(Stored dataset items)
————
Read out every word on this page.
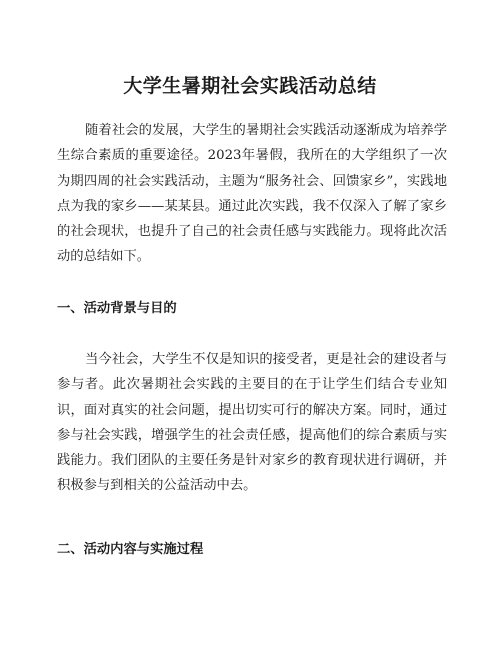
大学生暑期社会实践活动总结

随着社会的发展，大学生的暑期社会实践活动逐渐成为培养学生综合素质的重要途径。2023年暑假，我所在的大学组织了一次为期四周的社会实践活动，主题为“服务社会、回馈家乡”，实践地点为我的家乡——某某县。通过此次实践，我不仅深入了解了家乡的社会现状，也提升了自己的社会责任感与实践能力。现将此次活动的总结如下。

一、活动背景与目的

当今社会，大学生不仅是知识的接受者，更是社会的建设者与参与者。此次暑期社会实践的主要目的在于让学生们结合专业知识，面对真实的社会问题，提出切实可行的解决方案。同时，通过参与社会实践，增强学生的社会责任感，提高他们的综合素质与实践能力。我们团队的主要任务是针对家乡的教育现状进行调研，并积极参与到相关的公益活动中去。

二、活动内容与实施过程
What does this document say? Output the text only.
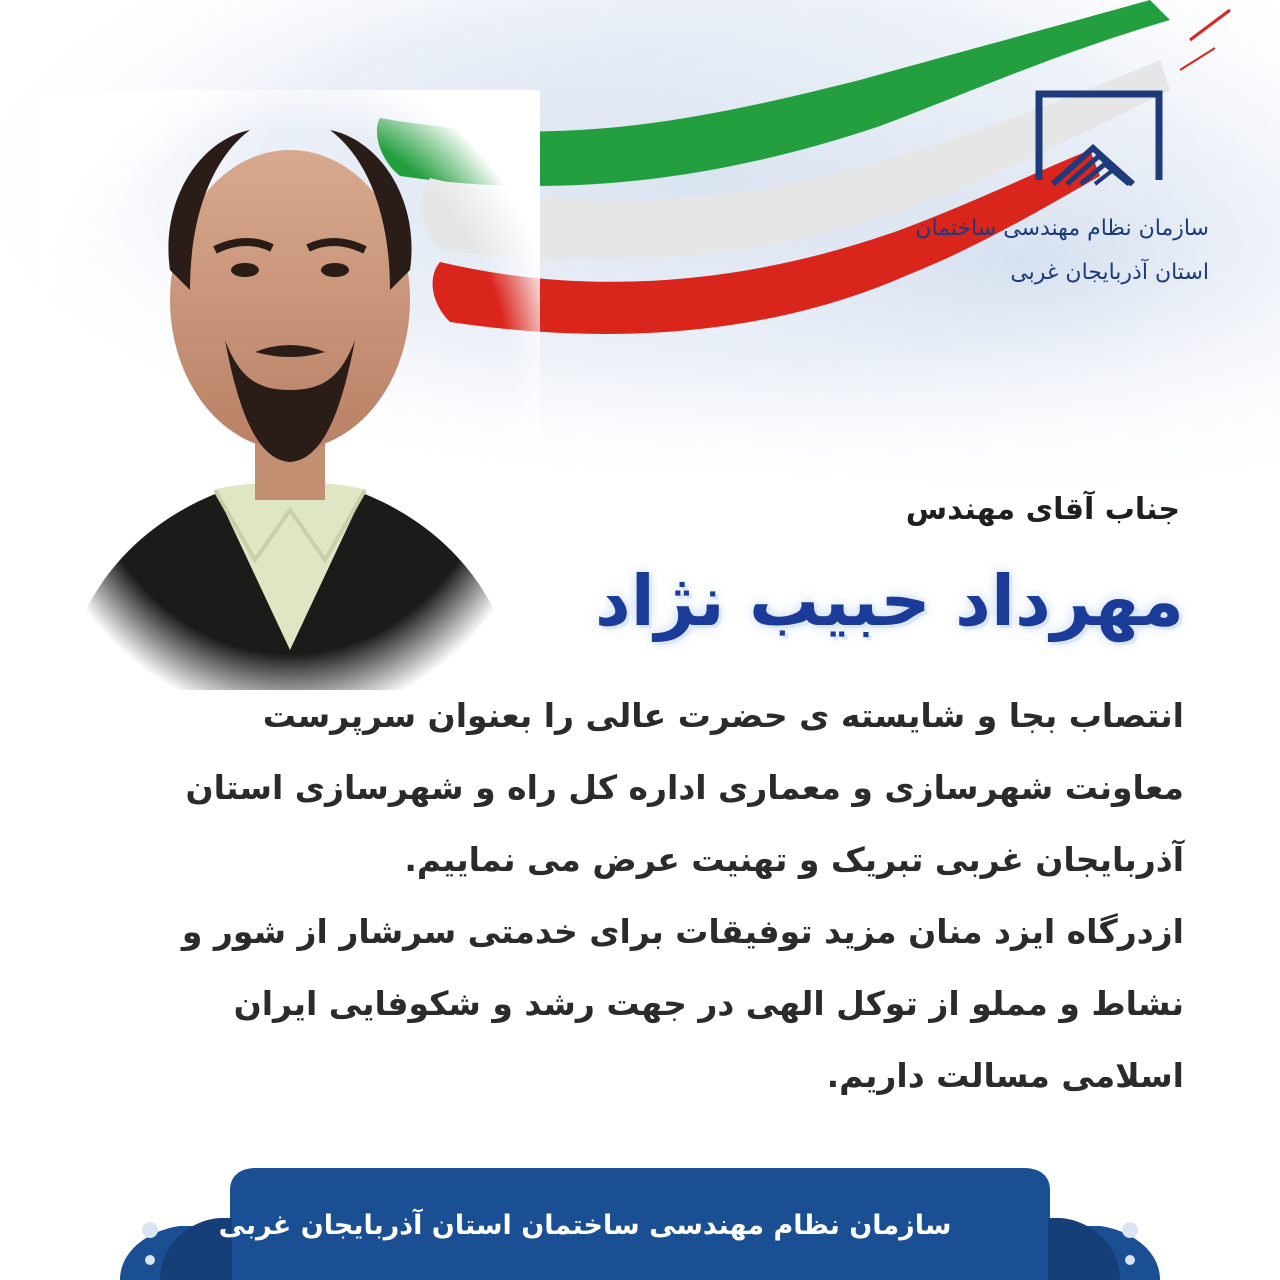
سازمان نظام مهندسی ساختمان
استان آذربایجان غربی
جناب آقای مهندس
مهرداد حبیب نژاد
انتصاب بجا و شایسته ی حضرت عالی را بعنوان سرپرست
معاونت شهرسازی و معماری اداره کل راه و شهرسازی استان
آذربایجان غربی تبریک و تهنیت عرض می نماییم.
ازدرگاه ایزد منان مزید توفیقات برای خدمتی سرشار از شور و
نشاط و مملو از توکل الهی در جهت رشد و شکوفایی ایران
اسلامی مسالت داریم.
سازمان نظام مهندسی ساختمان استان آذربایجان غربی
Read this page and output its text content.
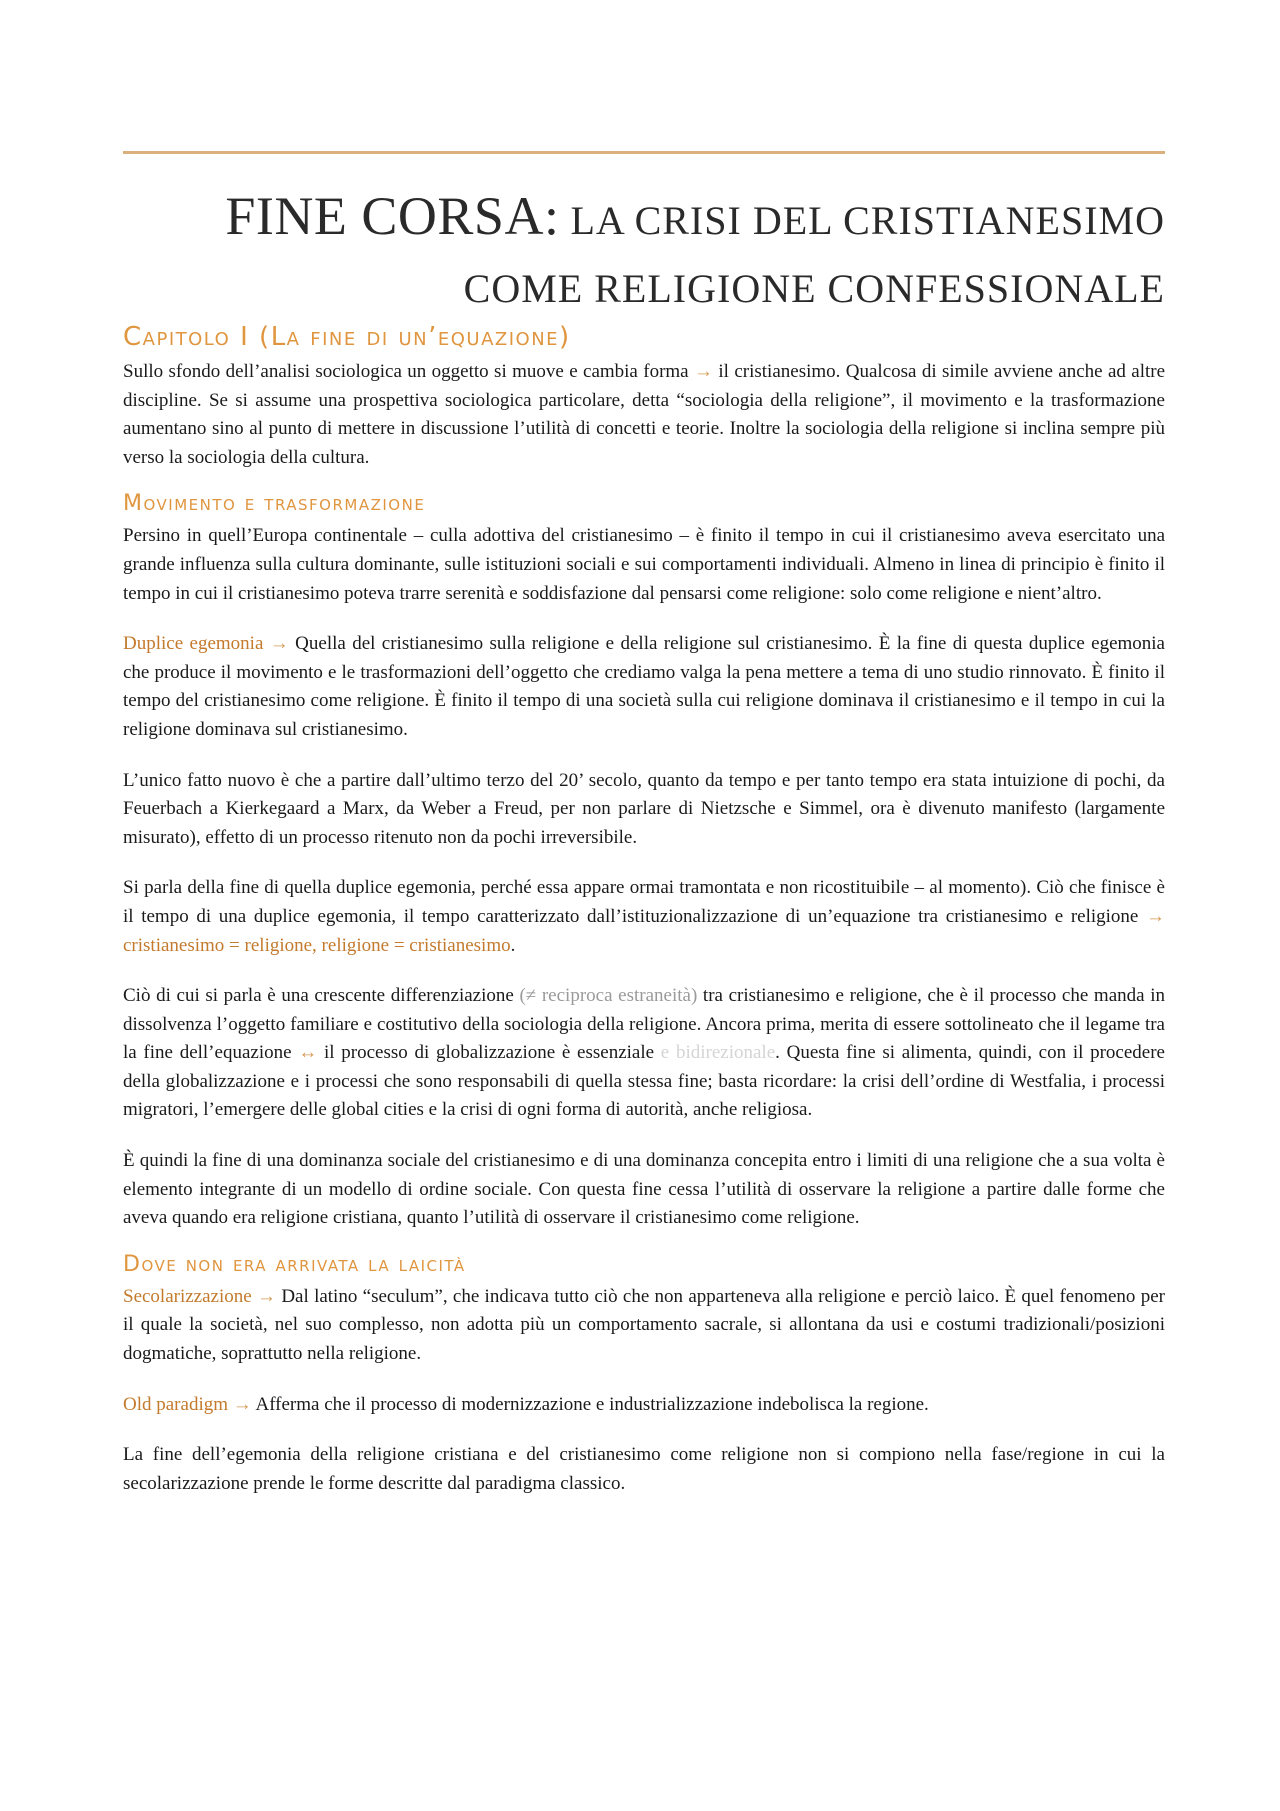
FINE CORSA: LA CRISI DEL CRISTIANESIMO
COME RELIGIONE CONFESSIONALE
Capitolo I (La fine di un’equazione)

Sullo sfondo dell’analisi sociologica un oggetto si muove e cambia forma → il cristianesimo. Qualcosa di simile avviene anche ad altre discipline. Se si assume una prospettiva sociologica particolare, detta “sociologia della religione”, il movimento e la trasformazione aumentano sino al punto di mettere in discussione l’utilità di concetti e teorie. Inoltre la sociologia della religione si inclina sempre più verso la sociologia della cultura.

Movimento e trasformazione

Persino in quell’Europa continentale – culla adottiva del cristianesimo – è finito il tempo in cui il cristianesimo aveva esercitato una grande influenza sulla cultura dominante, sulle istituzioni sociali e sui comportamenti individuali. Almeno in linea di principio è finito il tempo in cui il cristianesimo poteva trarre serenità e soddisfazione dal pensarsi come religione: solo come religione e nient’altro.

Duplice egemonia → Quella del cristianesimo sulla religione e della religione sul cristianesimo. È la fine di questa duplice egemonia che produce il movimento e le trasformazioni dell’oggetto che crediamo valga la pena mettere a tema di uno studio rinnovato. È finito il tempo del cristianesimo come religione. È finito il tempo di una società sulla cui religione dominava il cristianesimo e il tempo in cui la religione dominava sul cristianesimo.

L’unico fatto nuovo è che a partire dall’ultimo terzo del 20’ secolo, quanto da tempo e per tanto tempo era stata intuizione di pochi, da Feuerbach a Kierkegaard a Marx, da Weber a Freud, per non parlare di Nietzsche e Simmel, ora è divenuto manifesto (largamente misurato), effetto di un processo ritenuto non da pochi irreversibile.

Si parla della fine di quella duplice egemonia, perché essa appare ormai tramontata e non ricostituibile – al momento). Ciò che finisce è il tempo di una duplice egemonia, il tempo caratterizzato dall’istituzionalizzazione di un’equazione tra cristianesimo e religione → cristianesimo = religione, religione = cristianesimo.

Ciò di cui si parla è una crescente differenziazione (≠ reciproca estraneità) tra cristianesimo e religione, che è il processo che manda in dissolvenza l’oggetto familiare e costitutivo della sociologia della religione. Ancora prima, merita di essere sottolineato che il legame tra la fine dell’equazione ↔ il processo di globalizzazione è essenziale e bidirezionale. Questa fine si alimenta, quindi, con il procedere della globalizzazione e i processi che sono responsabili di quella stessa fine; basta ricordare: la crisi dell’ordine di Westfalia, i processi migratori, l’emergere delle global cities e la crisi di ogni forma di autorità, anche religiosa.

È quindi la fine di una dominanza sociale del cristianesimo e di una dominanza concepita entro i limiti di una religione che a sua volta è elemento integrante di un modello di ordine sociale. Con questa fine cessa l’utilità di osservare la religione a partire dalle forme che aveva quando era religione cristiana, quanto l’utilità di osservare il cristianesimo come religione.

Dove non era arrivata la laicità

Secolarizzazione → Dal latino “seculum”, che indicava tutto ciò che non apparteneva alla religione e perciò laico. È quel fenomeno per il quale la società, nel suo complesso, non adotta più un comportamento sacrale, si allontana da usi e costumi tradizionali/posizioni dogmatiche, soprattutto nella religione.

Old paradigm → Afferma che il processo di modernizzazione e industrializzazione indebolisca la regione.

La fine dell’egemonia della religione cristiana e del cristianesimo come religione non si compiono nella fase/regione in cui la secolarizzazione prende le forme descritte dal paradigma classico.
————
Gather every line from the listing above in which the word "نظام" appears.

Written response:
سازمان نظام مهندسی ساختمان
سازمان نظام مهندسی ساختمان استان آذربایجان غربی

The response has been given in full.